Repeat the material exactly, leaving nothing out.

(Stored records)
START
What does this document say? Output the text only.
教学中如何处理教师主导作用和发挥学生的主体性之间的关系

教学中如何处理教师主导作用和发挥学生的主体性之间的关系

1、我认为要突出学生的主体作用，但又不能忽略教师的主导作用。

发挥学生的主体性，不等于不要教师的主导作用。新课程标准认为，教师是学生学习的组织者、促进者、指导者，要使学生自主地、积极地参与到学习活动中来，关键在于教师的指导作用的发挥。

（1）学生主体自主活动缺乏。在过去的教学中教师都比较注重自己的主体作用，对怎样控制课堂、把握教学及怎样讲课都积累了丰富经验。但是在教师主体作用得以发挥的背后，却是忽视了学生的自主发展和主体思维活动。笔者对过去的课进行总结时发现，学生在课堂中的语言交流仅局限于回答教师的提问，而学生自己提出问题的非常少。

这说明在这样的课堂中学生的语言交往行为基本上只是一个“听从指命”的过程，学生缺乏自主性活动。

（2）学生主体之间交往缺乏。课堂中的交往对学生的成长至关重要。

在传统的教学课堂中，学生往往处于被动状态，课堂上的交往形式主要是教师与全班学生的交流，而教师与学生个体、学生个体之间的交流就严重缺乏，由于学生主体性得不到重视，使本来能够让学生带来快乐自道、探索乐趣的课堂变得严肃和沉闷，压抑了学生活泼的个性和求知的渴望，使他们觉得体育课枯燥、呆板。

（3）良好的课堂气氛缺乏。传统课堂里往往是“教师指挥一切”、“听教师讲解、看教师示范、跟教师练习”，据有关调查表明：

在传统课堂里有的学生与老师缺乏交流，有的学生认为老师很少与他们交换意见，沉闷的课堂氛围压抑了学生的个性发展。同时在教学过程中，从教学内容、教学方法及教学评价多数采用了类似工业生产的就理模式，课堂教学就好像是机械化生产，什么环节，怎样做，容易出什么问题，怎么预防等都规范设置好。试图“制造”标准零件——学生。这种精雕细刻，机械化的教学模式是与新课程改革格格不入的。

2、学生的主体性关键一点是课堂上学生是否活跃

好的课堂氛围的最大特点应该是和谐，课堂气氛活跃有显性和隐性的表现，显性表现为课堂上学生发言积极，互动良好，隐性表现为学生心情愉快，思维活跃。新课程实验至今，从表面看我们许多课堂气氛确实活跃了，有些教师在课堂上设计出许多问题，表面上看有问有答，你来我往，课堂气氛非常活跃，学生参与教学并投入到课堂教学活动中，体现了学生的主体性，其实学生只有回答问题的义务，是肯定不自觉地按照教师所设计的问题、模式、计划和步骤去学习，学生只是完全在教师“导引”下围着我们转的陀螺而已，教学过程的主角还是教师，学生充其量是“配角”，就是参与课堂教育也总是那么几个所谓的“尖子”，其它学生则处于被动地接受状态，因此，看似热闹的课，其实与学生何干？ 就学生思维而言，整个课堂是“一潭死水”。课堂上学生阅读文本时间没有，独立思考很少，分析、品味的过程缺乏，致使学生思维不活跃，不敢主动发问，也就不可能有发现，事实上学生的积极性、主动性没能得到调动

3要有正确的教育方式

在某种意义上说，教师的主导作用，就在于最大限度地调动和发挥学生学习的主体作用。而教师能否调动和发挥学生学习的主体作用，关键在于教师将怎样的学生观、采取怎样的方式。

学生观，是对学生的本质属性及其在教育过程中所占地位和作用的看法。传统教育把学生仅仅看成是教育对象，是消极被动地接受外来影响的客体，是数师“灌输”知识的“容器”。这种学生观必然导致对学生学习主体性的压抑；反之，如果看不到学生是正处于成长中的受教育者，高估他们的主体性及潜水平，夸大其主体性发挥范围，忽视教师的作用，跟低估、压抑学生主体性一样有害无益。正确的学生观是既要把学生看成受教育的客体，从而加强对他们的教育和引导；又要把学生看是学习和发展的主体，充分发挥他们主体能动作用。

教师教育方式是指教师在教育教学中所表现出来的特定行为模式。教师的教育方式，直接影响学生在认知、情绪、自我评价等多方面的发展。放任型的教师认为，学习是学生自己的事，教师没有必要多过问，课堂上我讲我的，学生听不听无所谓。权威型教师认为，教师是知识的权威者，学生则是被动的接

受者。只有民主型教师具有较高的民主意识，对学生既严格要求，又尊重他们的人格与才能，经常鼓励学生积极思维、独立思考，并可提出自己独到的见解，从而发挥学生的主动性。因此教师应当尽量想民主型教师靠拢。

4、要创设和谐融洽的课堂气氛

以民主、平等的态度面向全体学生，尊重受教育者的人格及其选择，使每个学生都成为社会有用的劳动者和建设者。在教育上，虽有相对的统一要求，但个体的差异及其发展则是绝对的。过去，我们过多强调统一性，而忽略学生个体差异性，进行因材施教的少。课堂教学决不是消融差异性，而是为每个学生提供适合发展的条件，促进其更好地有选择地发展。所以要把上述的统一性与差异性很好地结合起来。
END
§ **Complete output**
What does this document say? Output the text only.
教学中如何处理教师主导作用和发挥学生的主体性之间的关系

教学中如何处理教师主导作用和发挥学生的主体性之间的关系

1、我认为要突出学生的主体作用，但又不能忽略教师的主导作用。

发挥学生的主体性，不等于不要教师的主导作用。新课程标准认为，教师是学生学习的组织者、促进者、指导者，要使学生自主地、积极地参与到学习活动中来，关键在于教师的指导作用的发挥。

（1）学生主体自主活动缺乏。在过去的教学中教师都比较注重自己的主体作用，对怎样控制课堂、把握教学及怎样讲课都积累了丰富经验。但是在教师主体作用得以发挥的背后，却是忽视了学生的自主发展和主体思维活动。笔者对过去的课进行总结时发现，学生在课堂中的语言交流仅局限于回答教师的提问，而学生自己提出问题的非常少。

这说明在这样的课堂中学生的语言交往行为基本上只是一个“听从指命”的过程，学生缺乏自主性活动。

（2）学生主体之间交往缺乏。课堂中的交往对学生的成长至关重要。

在传统的教学课堂中，学生往往处于被动状态，课堂上的交往形式主要是教师与全班学生的交流，而教师与学生个体、学生个体之间的交流就严重缺乏，由于学生主体性得不到重视，使本来能够让学生带来快乐自道、探索乐趣的课堂变得严肃和沉闷，压抑了学生活泼的个性和求知的渴望，使他们觉得体育课枯燥、呆板。

（3）良好的课堂气氛缺乏。传统课堂里往往是“教师指挥一切”、“听教师讲解、看教师示范、跟教师练习”，据有关调查表明：

在传统课堂里有的学生与老师缺乏交流，有的学生认为老师很少与他们交换意见，沉闷的课堂氛围压抑了学生的个性发展。同时在教学过程中，从教学内容、教学方法及教学评价多数采用了类似工业生产的就理模式，课堂教学就好像是机械化生产，什么环节，怎样做，容易出什么问题，怎么预防等都规范设置好。试图“制造”标准零件——学生。这种精雕细刻，机械化的教学模式是与新课程改革格格不入的。

2、学生的主体性关键一点是课堂上学生是否活跃

好的课堂氛围的最大特点应该是和谐，课堂气氛活跃有显性和隐性的表现，显性表现为课堂上学生发言积极，互动良好，隐性表现为学生心情愉快，思维活跃。新课程实验至今，从表面看我们许多课堂气氛确实活跃了，有些教师在课堂上设计出许多问题，表面上看有问有答，你来我往，课堂气氛非常活跃，学生参与教学并投入到课堂教学活动中，体现了学生的主体性，其实学生只有回答问题的义务，是肯定不自觉地按照教师所设计的问题、模式、计划和步骤去学习，学生只是完全在教师“导引”下围着我们转的陀螺而已，教学过程的主角还是教师，学生充其量是“配角”，就是参与课堂教育也总是那么几个所谓的“尖子”，其它学生则处于被动地接受状态，因此，看似热闹的课，其实与学生何干？ 就学生思维而言，整个课堂是“一潭死水”。课堂上学生阅读文本时间没有，独立思考很少，分析、品味的过程缺乏，致使学生思维不活跃，不敢主动发问，也就不可能有发现，事实上学生的积极性、主动性没能得到调动

3要有正确的教育方式

在某种意义上说，教师的主导作用，就在于最大限度地调动和发挥学生学习的主体作用。而教师能否调动和发挥学生学习的主体作用，关键在于教师将怎样的学生观、采取怎样的方式。

学生观，是对学生的本质属性及其在教育过程中所占地位和作用的看法。传统教育把学生仅仅看成是教育对象，是消极被动地接受外来影响的客体，是数师“灌输”知识的“容器”。这种学生观必然导致对学生学习主体性的压抑；反之，如果看不到学生是正处于成长中的受教育者，高估他们的主体性及潜水平，夸大其主体性发挥范围，忽视教师的作用，跟低估、压抑学生主体性一样有害无益。正确的学生观是既要把学生看成受教育的客体，从而加强对他们的教育和引导；又要把学生看是学习和发展的主体，充分发挥他们主体能动作用。

教师教育方式是指教师在教育教学中所表现出来的特定行为模式。教师的教育方式，直接影响学生在认知、情绪、自我评价等多方面的发展。放任型的教师认为，学习是学生自己的事，教师没有必要多过问，课堂上我讲我的，学生听不听无所谓。权威型教师认为，教师是知识的权威者，学生则是被动的接

受者。只有民主型教师具有较高的民主意识，对学生既严格要求，又尊重他们的人格与才能，经常鼓励学生积极思维、独立思考，并可提出自己独到的见解，从而发挥学生的主动性。因此教师应当尽量想民主型教师靠拢。

4、要创设和谐融洽的课堂气氛

以民主、平等的态度面向全体学生，尊重受教育者的人格及其选择，使每个学生都成为社会有用的劳动者和建设者。在教育上，虽有相对的统一要求，但个体的差异及其发展则是绝对的。过去，我们过多强调统一性，而忽略学生个体差异性，进行因材施教的少。课堂教学决不是消融差异性，而是为每个学生提供适合发展的条件，促进其更好地有选择地发展。所以要把上述的统一性与差异性很好地结合起来。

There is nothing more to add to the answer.